[Raw records]
===============

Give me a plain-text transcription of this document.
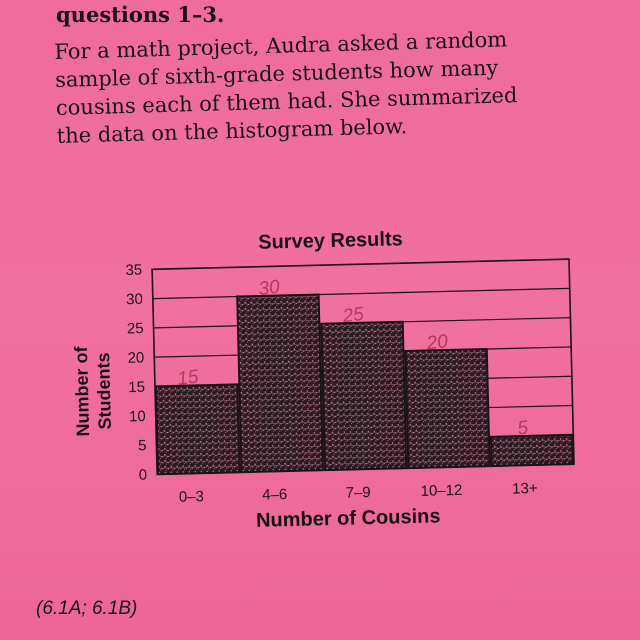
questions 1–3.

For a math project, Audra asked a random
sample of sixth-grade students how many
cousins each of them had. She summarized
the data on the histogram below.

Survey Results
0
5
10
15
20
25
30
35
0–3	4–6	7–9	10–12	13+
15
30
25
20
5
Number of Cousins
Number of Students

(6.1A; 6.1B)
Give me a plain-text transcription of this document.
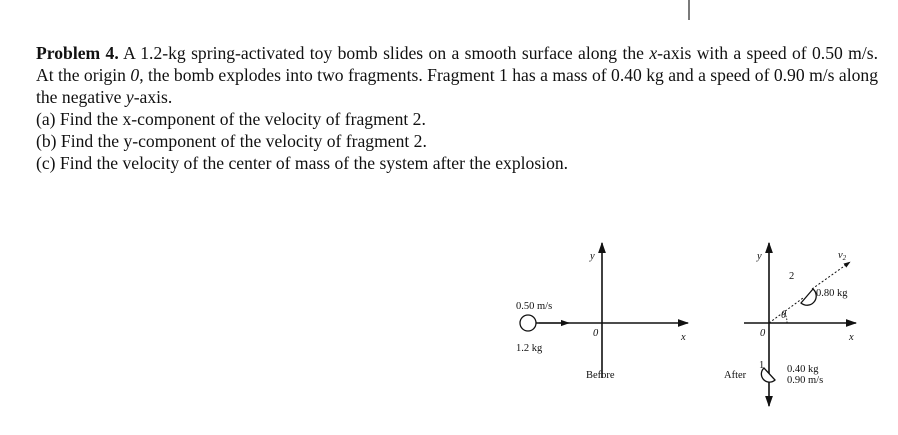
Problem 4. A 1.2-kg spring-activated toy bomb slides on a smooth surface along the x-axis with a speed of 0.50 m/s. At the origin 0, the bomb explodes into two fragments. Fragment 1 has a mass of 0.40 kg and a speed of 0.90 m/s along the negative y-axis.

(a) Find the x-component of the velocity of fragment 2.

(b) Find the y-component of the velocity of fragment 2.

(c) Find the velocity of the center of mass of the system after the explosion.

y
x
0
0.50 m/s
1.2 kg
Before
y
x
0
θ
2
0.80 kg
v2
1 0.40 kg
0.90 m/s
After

===============

§ WHAT YOU NEED TO DO
Keep the pictures out of the copy and write out the data exactly as it stands.

§ REPLY
Give me a plain-text transcription of this document.
questions 1–3.

For a math project, Audra asked a random
sample of sixth-grade students how many
cousins each of them had. She summarized
the data on the histogram below.

Survey Results
0
5
10
15
20
25
30
35
0–3	4–6	7–9	10–12	13+
15
30
25
20
5
Number of Cousins
Number of Students

(6.1A; 6.1B)
Give me a plain-text transcription of this document.
Problem 4. A 1.2-kg spring-activated toy bomb slides on a smooth surface along the x-axis with a speed of 0.50 m/s. At the origin 0, the bomb explodes into two fragments. Fragment 1 has a mass of 0.40 kg and a speed of 0.90 m/s along the negative y-axis.

(a) Find the x-component of the velocity of fragment 2.

(b) Find the y-component of the velocity of fragment 2.

(c) Find the velocity of the center of mass of the system after the explosion.

y
x
0
0.50 m/s
1.2 kg
Before
y
x
0
θ
2
0.80 kg
v2
1 0.40 kg
0.90 m/s
After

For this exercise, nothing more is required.